** RECORDS SHOWN **
- - - - - - -

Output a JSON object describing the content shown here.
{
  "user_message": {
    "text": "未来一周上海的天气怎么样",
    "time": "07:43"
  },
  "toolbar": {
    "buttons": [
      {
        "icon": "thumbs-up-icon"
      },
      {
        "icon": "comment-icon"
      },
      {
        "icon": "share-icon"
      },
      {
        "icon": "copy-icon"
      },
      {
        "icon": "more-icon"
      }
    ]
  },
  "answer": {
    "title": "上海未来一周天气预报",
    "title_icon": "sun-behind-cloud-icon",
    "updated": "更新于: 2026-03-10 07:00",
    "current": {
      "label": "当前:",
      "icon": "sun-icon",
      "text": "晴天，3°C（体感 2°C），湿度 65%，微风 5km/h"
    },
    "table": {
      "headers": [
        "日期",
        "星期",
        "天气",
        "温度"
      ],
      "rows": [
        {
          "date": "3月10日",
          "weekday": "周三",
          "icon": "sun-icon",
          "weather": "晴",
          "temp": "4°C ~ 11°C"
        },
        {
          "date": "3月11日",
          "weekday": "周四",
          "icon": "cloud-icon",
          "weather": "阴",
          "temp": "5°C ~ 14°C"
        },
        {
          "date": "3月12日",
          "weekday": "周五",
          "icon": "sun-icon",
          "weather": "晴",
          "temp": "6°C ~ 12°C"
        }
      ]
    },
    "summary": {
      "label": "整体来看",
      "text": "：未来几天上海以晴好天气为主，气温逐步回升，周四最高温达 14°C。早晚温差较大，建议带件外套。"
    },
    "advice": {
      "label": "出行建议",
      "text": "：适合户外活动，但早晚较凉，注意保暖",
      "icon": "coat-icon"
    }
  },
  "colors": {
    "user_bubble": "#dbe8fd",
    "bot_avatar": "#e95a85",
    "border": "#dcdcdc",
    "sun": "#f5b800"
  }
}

- - - - - - -

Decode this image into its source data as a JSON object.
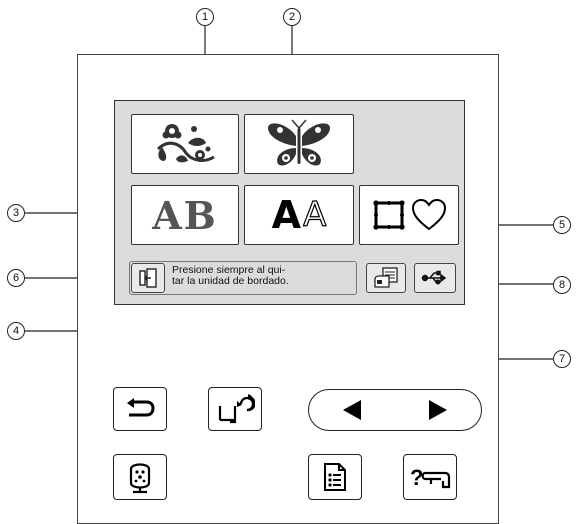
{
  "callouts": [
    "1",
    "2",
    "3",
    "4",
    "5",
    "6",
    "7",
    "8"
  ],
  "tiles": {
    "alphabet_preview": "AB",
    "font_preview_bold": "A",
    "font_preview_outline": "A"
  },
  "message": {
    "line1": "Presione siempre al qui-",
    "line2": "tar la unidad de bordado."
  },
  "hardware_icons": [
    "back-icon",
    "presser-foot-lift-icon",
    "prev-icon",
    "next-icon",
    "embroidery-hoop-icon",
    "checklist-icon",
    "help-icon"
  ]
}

- - - - - - -

** WORK INSTRUCTIONS **
Make a list of all lines in the data that contain "object".

** RESULT OF THE EXERCISE **
Output a JSON object describing the content shown here.
Decode this image into its source data as a JSON object.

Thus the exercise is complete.